- _Task material_
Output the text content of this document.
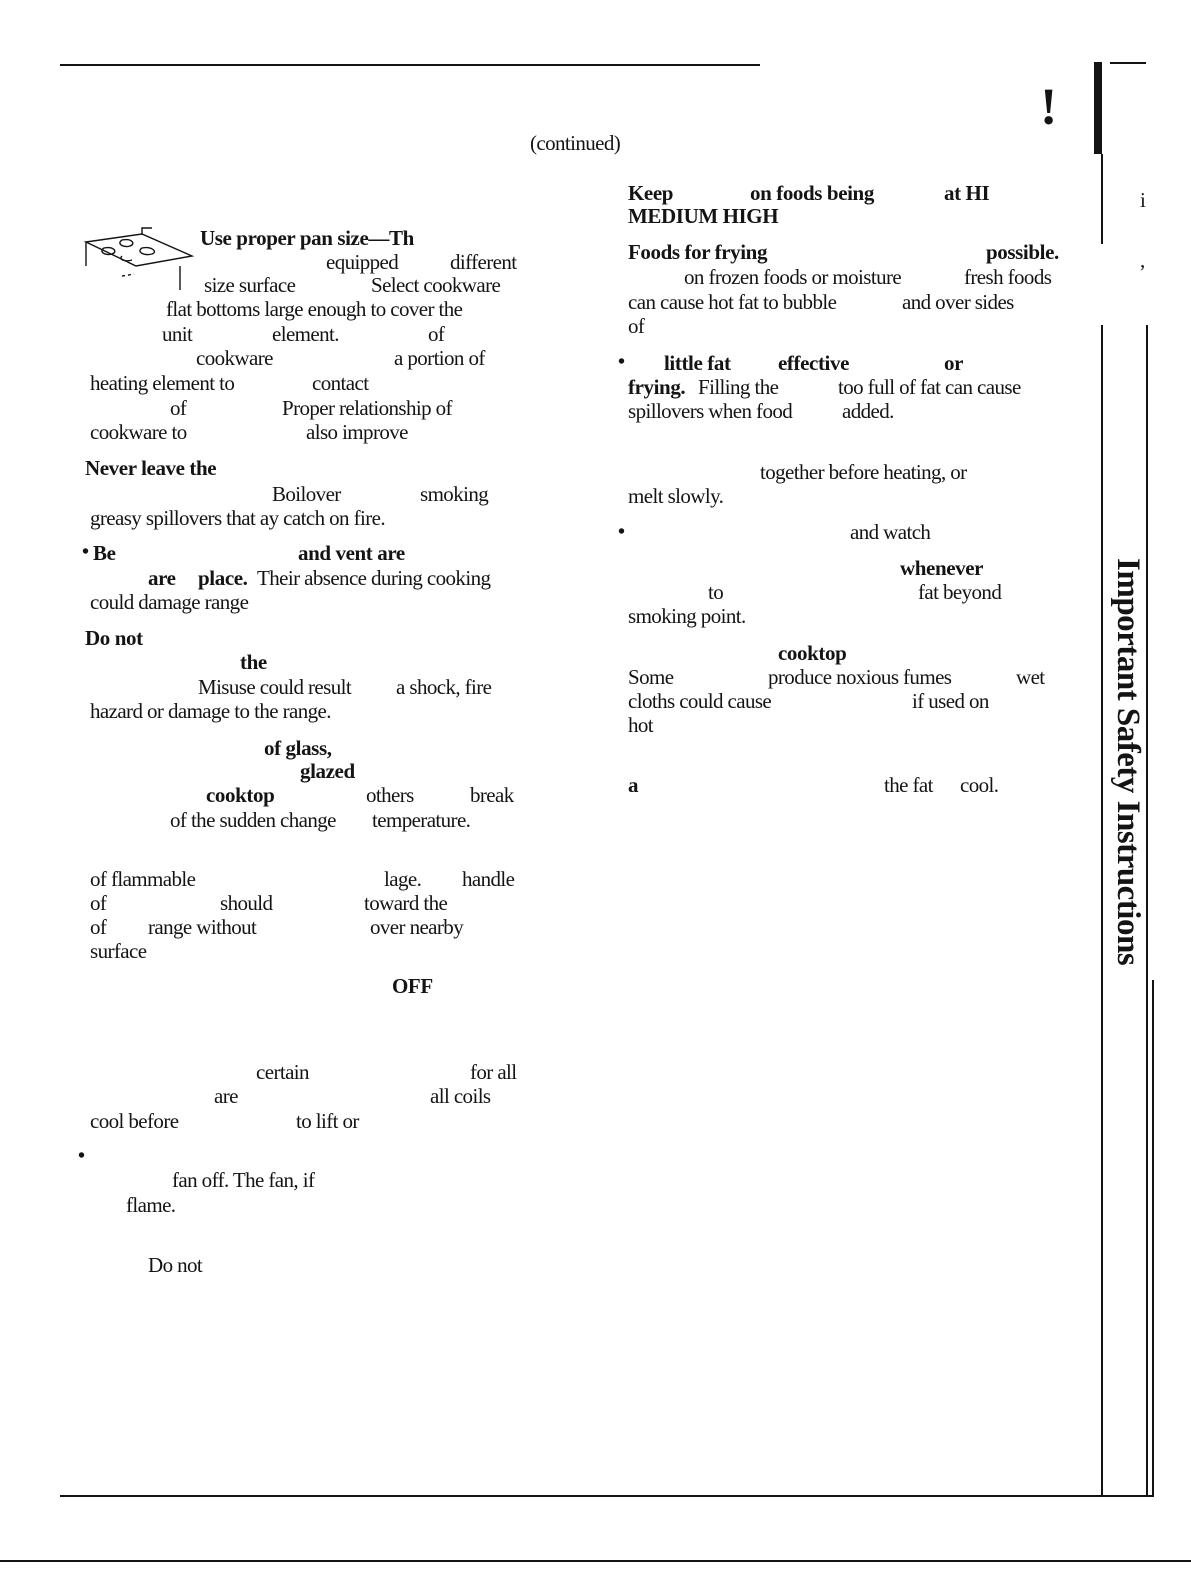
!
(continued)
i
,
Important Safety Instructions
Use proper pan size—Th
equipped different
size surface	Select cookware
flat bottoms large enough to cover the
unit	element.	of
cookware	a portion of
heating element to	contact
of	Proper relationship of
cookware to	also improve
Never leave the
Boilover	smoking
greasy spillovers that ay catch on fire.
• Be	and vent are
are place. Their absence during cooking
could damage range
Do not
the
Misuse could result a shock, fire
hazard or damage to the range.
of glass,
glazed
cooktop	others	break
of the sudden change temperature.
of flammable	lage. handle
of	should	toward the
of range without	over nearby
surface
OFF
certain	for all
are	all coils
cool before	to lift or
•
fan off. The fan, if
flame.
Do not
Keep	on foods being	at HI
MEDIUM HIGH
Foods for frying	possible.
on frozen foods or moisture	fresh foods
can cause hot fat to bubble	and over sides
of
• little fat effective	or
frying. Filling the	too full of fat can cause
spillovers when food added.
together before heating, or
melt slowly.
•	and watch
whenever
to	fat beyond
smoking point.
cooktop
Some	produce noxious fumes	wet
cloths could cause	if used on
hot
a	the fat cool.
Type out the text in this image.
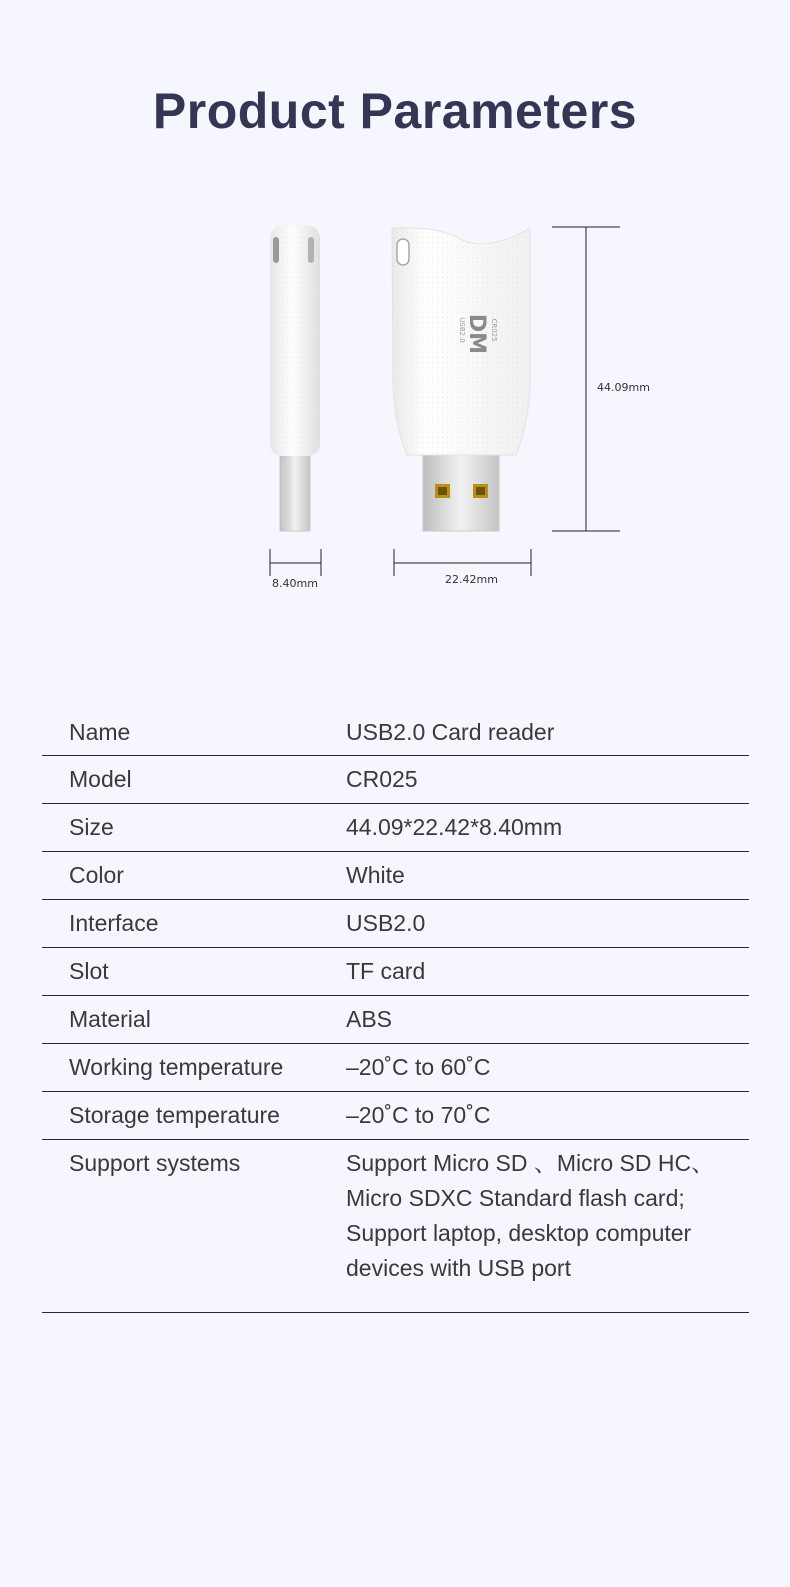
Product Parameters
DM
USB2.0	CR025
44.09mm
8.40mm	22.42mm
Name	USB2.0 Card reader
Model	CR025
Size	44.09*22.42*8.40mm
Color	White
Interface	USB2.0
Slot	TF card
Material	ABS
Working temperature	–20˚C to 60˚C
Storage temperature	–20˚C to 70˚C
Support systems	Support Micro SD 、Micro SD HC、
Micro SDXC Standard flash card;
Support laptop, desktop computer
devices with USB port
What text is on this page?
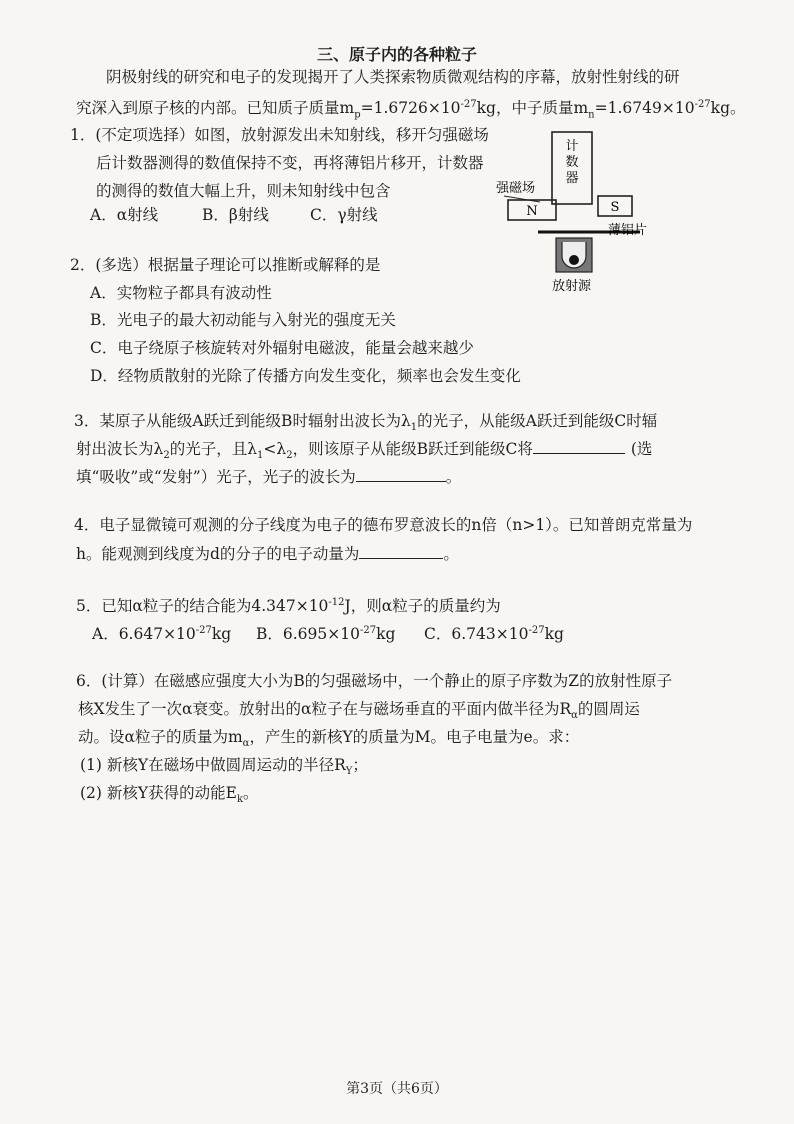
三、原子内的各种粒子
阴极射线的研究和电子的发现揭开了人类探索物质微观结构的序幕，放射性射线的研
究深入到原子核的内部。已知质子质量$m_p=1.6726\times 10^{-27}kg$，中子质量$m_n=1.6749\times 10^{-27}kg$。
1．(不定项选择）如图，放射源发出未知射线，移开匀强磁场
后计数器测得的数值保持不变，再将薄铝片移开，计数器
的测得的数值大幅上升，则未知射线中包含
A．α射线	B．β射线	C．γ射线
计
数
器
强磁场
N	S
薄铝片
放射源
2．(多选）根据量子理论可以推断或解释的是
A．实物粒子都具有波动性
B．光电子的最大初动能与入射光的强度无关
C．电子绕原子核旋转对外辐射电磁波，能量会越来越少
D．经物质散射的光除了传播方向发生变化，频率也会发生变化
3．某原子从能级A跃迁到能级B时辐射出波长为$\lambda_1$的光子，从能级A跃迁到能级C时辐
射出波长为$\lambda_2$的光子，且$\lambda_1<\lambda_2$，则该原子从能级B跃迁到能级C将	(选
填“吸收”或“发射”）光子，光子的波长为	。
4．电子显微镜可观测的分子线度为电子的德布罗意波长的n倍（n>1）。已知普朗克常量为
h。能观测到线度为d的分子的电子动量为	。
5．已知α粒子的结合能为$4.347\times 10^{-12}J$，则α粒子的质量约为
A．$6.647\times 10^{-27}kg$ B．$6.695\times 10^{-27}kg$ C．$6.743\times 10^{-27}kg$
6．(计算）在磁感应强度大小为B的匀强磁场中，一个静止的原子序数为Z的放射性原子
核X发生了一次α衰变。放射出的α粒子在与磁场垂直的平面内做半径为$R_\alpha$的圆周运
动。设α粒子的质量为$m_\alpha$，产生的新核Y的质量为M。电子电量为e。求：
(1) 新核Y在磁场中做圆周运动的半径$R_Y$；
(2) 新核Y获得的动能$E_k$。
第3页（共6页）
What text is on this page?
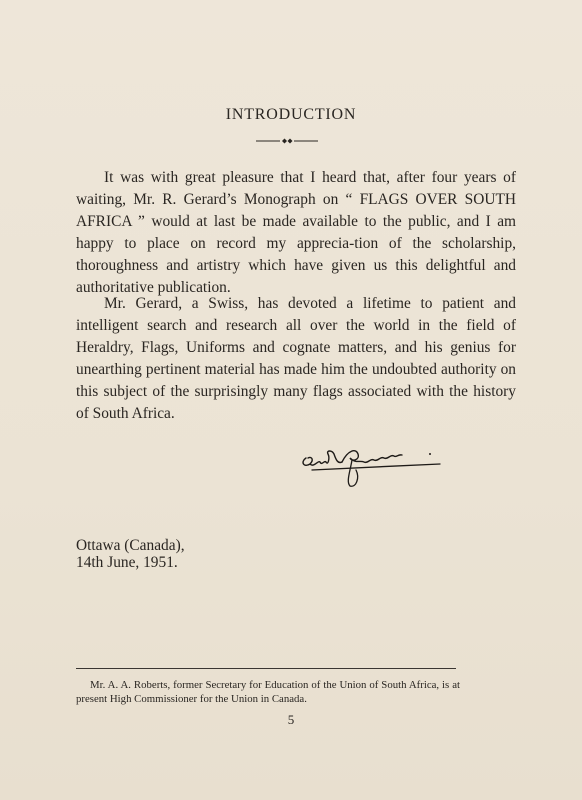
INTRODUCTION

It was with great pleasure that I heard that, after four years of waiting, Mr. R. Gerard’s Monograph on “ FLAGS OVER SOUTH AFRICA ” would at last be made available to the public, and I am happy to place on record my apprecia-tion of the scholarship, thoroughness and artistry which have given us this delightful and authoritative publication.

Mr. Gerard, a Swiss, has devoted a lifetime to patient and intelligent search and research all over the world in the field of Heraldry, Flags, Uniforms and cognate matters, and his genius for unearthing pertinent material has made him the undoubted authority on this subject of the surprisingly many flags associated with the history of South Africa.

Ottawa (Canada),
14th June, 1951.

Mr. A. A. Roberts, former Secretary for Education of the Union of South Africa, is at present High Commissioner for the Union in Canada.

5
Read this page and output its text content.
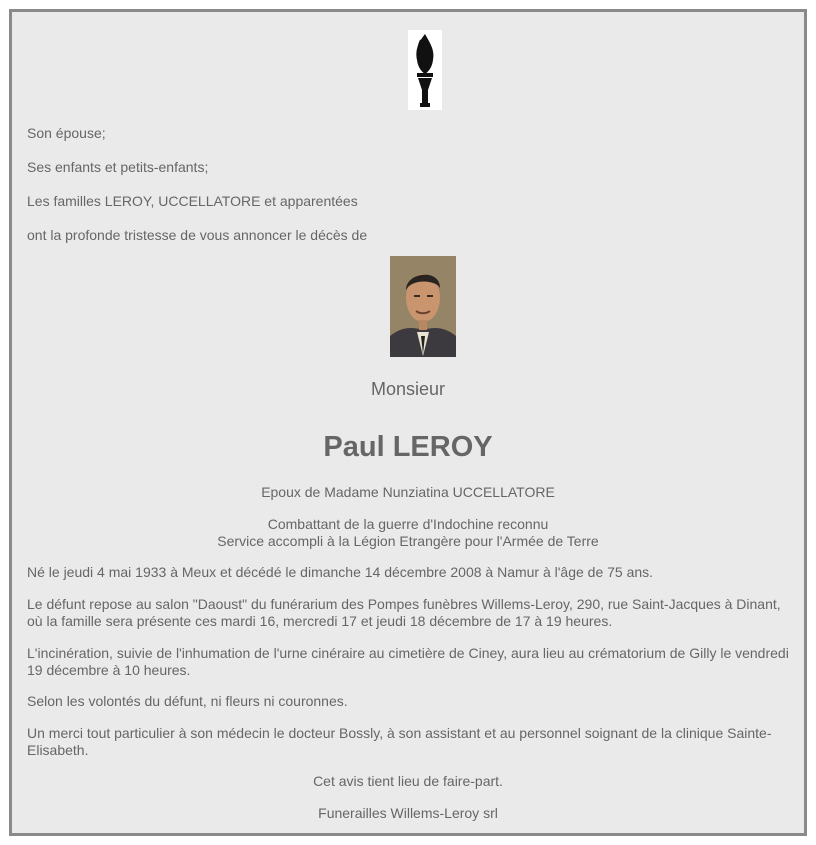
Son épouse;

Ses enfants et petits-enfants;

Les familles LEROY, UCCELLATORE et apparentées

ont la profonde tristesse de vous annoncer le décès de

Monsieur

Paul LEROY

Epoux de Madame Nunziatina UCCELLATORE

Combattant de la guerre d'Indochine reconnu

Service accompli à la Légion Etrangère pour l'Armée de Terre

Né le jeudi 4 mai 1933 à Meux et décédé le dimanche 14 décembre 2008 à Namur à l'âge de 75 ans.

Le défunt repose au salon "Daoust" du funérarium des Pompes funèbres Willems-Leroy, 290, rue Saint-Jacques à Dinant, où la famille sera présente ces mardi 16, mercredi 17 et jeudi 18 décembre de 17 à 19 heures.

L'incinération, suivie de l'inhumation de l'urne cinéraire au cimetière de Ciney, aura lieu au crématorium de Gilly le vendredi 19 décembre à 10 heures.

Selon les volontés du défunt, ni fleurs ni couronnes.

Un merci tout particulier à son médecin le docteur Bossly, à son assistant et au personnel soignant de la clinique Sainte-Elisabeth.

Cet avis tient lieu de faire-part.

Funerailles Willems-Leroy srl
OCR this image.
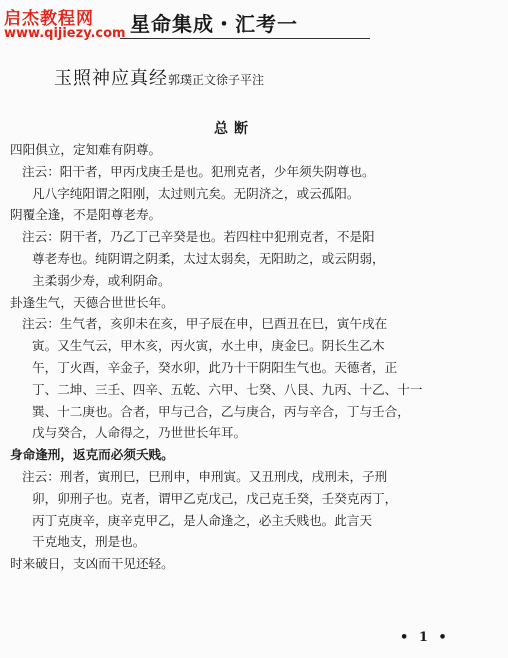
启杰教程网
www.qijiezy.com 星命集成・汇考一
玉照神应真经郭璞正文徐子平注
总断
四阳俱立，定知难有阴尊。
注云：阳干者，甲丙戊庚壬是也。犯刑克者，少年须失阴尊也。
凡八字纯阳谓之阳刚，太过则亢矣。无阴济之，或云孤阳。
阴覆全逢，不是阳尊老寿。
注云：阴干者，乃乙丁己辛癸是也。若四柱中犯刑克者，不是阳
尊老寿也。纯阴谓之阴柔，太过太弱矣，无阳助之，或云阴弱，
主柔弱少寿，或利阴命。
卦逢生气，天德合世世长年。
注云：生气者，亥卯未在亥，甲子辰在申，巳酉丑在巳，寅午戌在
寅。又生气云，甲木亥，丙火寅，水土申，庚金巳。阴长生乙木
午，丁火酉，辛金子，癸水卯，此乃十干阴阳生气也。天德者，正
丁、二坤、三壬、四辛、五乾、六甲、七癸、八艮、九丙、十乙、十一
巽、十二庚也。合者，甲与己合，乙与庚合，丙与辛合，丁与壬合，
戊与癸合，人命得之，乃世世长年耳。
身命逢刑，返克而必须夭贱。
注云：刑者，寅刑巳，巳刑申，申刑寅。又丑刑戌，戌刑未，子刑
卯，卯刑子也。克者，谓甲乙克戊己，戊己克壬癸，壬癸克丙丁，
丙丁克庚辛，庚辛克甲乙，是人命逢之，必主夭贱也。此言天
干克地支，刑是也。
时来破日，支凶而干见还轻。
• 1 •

- _To do_
Print every record above exactly as written, leaving out the pictures.

- _Correct response_
Output the text content of this document.
!
(continued)
i
,
Important Safety Instructions
Use proper pan size—Th
equipped different
size surface	Select cookware
flat bottoms large enough to cover the
unit	element.	of
cookware	a portion of
heating element to	contact
of	Proper relationship of
cookware to	also improve
Never leave the
Boilover	smoking
greasy spillovers that ay catch on fire.
• Be	and vent are
are place. Their absence during cooking
could damage range
Do not
the
Misuse could result a shock, fire
hazard or damage to the range.
of glass,
glazed
cooktop	others	break
of the sudden change temperature.
of flammable	lage. handle
of	should	toward the
of range without	over nearby
surface
OFF
certain	for all
are	all coils
cool before	to lift or
•
fan off. The fan, if
flame.
Do not
Keep	on foods being	at HI
MEDIUM HIGH
Foods for frying	possible.
on frozen foods or moisture	fresh foods
can cause hot fat to bubble	and over sides
of
• little fat effective	or
frying. Filling the	too full of fat can cause
spillovers when food added.
together before heating, or
melt slowly.
•	and watch
whenever
to	fat beyond
smoking point.
cooktop
Some	produce noxious fumes	wet
cloths could cause	if used on
hot
a	the fat cool.
Type out the text in this image.
Product Parameters
DM
USB2.0	CR025
44.09mm
8.40mm	22.42mm
Name	USB2.0 Card reader
Model	CR025
Size	44.09*22.42*8.40mm
Color	White
Interface	USB2.0
Slot	TF card
Material	ABS
Working temperature	–20˚C to 60˚C
Storage temperature	–20˚C to 70˚C
Support systems	Support Micro SD 、Micro SD HC、
Micro SDXC Standard flash card;
Support laptop, desktop computer
devices with USB port
What text is on this page?
三、原子内的各种粒子
阴极射线的研究和电子的发现揭开了人类探索物质微观结构的序幕，放射性射线的研
究深入到原子核的内部。已知质子质量$m_p=1.6726\times 10^{-27}kg$，中子质量$m_n=1.6749\times 10^{-27}kg$。
1．(不定项选择）如图，放射源发出未知射线，移开匀强磁场
后计数器测得的数值保持不变，再将薄铝片移开，计数器
的测得的数值大幅上升，则未知射线中包含
A．α射线	B．β射线	C．γ射线
计
数
器
强磁场
N	S
薄铝片
放射源
2．(多选）根据量子理论可以推断或解释的是
A．实物粒子都具有波动性
B．光电子的最大初动能与入射光的强度无关
C．电子绕原子核旋转对外辐射电磁波，能量会越来越少
D．经物质散射的光除了传播方向发生变化，频率也会发生变化
3．某原子从能级A跃迁到能级B时辐射出波长为$\lambda_1$的光子，从能级A跃迁到能级C时辐
射出波长为$\lambda_2$的光子，且$\lambda_1<\lambda_2$，则该原子从能级B跃迁到能级C将	(选
填“吸收”或“发射”）光子，光子的波长为	。
4．电子显微镜可观测的分子线度为电子的德布罗意波长的n倍（n>1）。已知普朗克常量为
h。能观测到线度为d的分子的电子动量为	。
5．已知α粒子的结合能为$4.347\times 10^{-12}J$，则α粒子的质量约为
A．$6.647\times 10^{-27}kg$ B．$6.695\times 10^{-27}kg$ C．$6.743\times 10^{-27}kg$
6．(计算）在磁感应强度大小为B的匀强磁场中，一个静止的原子序数为Z的放射性原子
核X发生了一次α衰变。放射出的α粒子在与磁场垂直的平面内做半径为$R_\alpha$的圆周运
动。设α粒子的质量为$m_\alpha$，产生的新核Y的质量为M。电子电量为e。求：
(1) 新核Y在磁场中做圆周运动的半径$R_Y$；
(2) 新核Y获得的动能$E_k$。
第3页（共6页）
What text is on this page?
INTRODUCTION

It was with great pleasure that I heard that, after four years of waiting, Mr. R. Gerard’s Monograph on “ FLAGS OVER SOUTH AFRICA ” would at last be made available to the public, and I am happy to place on record my apprecia-tion of the scholarship, thoroughness and artistry which have given us this delightful and authoritative publication.

Mr. Gerard, a Swiss, has devoted a lifetime to patient and intelligent search and research all over the world in the field of Heraldry, Flags, Uniforms and cognate matters, and his genius for unearthing pertinent material has made him the undoubted authority on this subject of the surprisingly many flags associated with the history of South Africa.

Ottawa (Canada),
14th June, 1951.

Mr. A. A. Roberts, former Secretary for Education of the Union of South Africa, is at present High Commissioner for the Union in Canada.

5
Read this page and output its text content.
Son épouse;

Ses enfants et petits-enfants;

Les familles LEROY, UCCELLATORE et apparentées

ont la profonde tristesse de vous annoncer le décès de

Monsieur

Paul LEROY

Epoux de Madame Nunziatina UCCELLATORE

Combattant de la guerre d'Indochine reconnu

Service accompli à la Légion Etrangère pour l'Armée de Terre

Né le jeudi 4 mai 1933 à Meux et décédé le dimanche 14 décembre 2008 à Namur à l'âge de 75 ans.

Le défunt repose au salon "Daoust" du funérarium des Pompes funèbres Willems-Leroy, 290, rue Saint-Jacques à Dinant, où la famille sera présente ces mardi 16, mercredi 17 et jeudi 18 décembre de 17 à 19 heures.

L'incinération, suivie de l'inhumation de l'urne cinéraire au cimetière de Ciney, aura lieu au crématorium de Gilly le vendredi 19 décembre à 10 heures.

Selon les volontés du défunt, ni fleurs ni couronnes.

Un merci tout particulier à son médecin le docteur Bossly, à son assistant et au personnel soignant de la clinique Sainte-Elisabeth.

Cet avis tient lieu de faire-part.

Funerailles Willems-Leroy srl
OCR this image.
启杰教程网
www.qijiezy.com 星命集成・汇考一
玉照神应真经郭璞正文徐子平注
总断
四阳俱立，定知难有阴尊。
注云：阳干者，甲丙戊庚壬是也。犯刑克者，少年须失阴尊也。
凡八字纯阳谓之阳刚，太过则亢矣。无阴济之，或云孤阳。
阴覆全逢，不是阳尊老寿。
注云：阴干者，乃乙丁己辛癸是也。若四柱中犯刑克者，不是阳
尊老寿也。纯阴谓之阴柔，太过太弱矣，无阳助之，或云阴弱，
主柔弱少寿，或利阴命。
卦逢生气，天德合世世长年。
注云：生气者，亥卯未在亥，甲子辰在申，巳酉丑在巳，寅午戌在
寅。又生气云，甲木亥，丙火寅，水土申，庚金巳。阴长生乙木
午，丁火酉，辛金子，癸水卯，此乃十干阴阳生气也。天德者，正
丁、二坤、三壬、四辛、五乾、六甲、七癸、八艮、九丙、十乙、十一
巽、十二庚也。合者，甲与己合，乙与庚合，丙与辛合，丁与壬合，
戊与癸合，人命得之，乃世世长年耳。
身命逢刑，返克而必须夭贱。
注云：刑者，寅刑巳，巳刑申，申刑寅。又丑刑戌，戌刑未，子刑
卯，卯刑子也。克者，谓甲乙克戊己，戊己克壬癸，壬癸克丙丁，
丙丁克庚辛，庚辛克甲乙，是人命逢之，必主夭贱也。此言天
干克地支，刑是也。
时来破日，支凶而干见还轻。
• 1 •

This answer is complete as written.